Short exercise:
Can you output the records below exactly as they are written?

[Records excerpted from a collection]

○ ○ ○ ○ ○ ○ ○

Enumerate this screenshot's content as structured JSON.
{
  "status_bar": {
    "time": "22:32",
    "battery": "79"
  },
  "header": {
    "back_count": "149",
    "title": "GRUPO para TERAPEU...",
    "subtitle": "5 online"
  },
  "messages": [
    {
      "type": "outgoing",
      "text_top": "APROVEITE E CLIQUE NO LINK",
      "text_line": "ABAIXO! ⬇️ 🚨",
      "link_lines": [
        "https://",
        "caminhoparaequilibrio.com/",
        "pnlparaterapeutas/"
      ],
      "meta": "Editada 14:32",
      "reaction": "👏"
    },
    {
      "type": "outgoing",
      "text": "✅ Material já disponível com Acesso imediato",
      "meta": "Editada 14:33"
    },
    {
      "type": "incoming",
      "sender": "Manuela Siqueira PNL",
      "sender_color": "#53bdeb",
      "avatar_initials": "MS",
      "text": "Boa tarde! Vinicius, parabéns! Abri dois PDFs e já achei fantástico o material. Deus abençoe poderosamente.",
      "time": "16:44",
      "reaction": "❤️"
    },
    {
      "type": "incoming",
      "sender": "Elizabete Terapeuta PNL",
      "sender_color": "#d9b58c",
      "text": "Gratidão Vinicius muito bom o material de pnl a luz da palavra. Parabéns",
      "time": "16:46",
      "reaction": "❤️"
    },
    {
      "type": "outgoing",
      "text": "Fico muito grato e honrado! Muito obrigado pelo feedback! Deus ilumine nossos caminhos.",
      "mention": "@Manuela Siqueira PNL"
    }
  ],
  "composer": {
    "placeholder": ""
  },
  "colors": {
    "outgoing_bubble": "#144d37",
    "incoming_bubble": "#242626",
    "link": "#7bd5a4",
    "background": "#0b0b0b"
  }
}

○ ○ ○ ○ ○ ○ ○

Exercise output:
Enumerate this screenshot's content as structured JSON.
{
  "status_bar": {
    "time": "22:32",
    "battery": "79"
  },
  "header": {
    "back_count": "149",
    "title": "GRUPO para TERAPEU...",
    "subtitle": "5 online"
  },
  "messages": [
    {
      "type": "outgoing",
      "text_top": "APROVEITE E CLIQUE NO LINK",
      "text_line": "ABAIXO! ⬇️ 🚨",
      "link_lines": [
        "https://",
        "caminhoparaequilibrio.com/",
        "pnlparaterapeutas/"
      ],
      "meta": "Editada 14:32",
      "reaction": "👏"
    },
    {
      "type": "outgoing",
      "text": "✅ Material já disponível com Acesso imediato",
      "meta": "Editada 14:33"
    },
    {
      "type": "incoming",
      "sender": "Manuela Siqueira PNL",
      "sender_color": "#53bdeb",
      "avatar_initials": "MS",
      "text": "Boa tarde! Vinicius, parabéns! Abri dois PDFs e já achei fantástico o material. Deus abençoe poderosamente.",
      "time": "16:44",
      "reaction": "❤️"
    },
    {
      "type": "incoming",
      "sender": "Elizabete Terapeuta PNL",
      "sender_color": "#d9b58c",
      "text": "Gratidão Vinicius muito bom o material de pnl a luz da palavra. Parabéns",
      "time": "16:46",
      "reaction": "❤️"
    },
    {
      "type": "outgoing",
      "text": "Fico muito grato e honrado! Muito obrigado pelo feedback! Deus ilumine nossos caminhos.",
      "mention": "@Manuela Siqueira PNL"
    }
  ],
  "composer": {
    "placeholder": ""
  },
  "colors": {
    "outgoing_bubble": "#144d37",
    "incoming_bubble": "#242626",
    "link": "#7bd5a4",
    "background": "#0b0b0b"
  }
}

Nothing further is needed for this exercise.